● What needs to be done:
Rewrite the records starting at the first line and ending at the line that contains "735, 314, 755]", swapping every "colorbar-cell" for "legend-cell" and keeping everything else the same.

[Collection entries]
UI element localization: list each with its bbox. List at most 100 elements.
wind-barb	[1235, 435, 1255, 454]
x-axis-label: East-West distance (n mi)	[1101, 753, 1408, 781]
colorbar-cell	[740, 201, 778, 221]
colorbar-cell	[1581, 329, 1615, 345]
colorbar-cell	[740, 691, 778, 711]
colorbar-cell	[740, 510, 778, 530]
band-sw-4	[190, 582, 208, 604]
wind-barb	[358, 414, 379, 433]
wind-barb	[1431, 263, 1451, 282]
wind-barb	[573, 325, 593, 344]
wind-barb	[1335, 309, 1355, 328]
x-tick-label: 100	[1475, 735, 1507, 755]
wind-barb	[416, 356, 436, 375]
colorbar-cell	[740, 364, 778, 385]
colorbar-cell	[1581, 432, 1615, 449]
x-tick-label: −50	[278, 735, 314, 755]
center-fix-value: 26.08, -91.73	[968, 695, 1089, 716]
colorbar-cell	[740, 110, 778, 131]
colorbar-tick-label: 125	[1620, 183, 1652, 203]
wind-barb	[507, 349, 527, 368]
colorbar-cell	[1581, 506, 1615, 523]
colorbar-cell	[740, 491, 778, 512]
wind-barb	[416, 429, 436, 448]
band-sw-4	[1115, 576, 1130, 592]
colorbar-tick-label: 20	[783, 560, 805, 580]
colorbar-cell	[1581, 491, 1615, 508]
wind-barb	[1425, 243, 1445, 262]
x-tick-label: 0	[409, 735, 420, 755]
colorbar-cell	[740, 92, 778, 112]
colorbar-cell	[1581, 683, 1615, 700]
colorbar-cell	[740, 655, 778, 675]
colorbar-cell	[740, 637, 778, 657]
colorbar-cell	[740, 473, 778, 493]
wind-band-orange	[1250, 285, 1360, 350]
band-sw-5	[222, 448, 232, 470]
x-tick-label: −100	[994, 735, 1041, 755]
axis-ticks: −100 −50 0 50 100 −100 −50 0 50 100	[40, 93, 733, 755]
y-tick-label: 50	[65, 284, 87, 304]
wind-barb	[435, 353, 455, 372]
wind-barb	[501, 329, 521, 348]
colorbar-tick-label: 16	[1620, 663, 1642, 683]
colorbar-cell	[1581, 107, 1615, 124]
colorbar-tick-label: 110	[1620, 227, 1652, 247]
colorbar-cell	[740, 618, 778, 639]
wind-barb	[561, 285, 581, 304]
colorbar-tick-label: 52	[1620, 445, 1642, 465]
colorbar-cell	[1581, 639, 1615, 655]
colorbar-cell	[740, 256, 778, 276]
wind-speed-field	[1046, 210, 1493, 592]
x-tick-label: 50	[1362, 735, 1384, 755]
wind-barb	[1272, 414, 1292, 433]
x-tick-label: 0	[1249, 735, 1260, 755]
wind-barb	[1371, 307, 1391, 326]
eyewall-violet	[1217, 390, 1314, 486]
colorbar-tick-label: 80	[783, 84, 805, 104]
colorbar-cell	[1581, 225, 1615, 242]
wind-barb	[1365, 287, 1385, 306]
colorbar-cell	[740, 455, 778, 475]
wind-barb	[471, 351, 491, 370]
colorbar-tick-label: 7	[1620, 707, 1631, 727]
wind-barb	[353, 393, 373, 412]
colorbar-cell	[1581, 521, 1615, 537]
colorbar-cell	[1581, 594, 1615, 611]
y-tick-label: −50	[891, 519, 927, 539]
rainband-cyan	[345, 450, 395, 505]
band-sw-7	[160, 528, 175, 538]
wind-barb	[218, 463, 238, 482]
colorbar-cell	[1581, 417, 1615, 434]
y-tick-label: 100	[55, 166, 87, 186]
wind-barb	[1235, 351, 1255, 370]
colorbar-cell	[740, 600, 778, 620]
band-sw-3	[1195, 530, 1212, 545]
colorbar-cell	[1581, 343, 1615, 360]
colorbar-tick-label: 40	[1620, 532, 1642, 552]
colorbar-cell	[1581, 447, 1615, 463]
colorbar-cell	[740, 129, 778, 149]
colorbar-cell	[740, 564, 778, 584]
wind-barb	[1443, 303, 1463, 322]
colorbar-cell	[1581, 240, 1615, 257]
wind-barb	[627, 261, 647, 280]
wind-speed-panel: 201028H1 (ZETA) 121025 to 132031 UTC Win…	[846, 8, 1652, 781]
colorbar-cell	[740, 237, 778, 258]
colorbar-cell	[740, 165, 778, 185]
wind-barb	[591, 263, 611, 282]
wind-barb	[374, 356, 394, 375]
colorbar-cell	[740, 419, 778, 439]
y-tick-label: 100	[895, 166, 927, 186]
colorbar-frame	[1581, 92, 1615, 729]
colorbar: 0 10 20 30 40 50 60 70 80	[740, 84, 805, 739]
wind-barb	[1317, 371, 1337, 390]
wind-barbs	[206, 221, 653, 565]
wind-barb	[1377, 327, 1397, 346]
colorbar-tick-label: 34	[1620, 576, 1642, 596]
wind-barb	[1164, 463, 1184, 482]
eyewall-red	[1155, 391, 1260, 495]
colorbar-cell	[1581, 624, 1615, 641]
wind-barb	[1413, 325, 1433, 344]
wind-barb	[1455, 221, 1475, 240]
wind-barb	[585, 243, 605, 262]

● Solution to the exercise:
UI element localization: list each with its bbox. List at most 100 elements.
wind-barb	[1235, 435, 1255, 454]
x-axis-label: East-West distance (n mi)	[1101, 753, 1408, 781]
legend-cell	[740, 201, 778, 221]
legend-cell	[1581, 329, 1615, 345]
legend-cell	[740, 691, 778, 711]
legend-cell	[740, 510, 778, 530]
band-sw-4	[190, 582, 208, 604]
wind-barb	[358, 414, 379, 433]
wind-barb	[1431, 263, 1451, 282]
wind-barb	[573, 325, 593, 344]
wind-barb	[1335, 309, 1355, 328]
x-tick-label: 100	[1475, 735, 1507, 755]
wind-barb	[416, 356, 436, 375]
legend-cell	[740, 364, 778, 385]
legend-cell	[1581, 432, 1615, 449]
x-tick-label: −50	[278, 735, 314, 755]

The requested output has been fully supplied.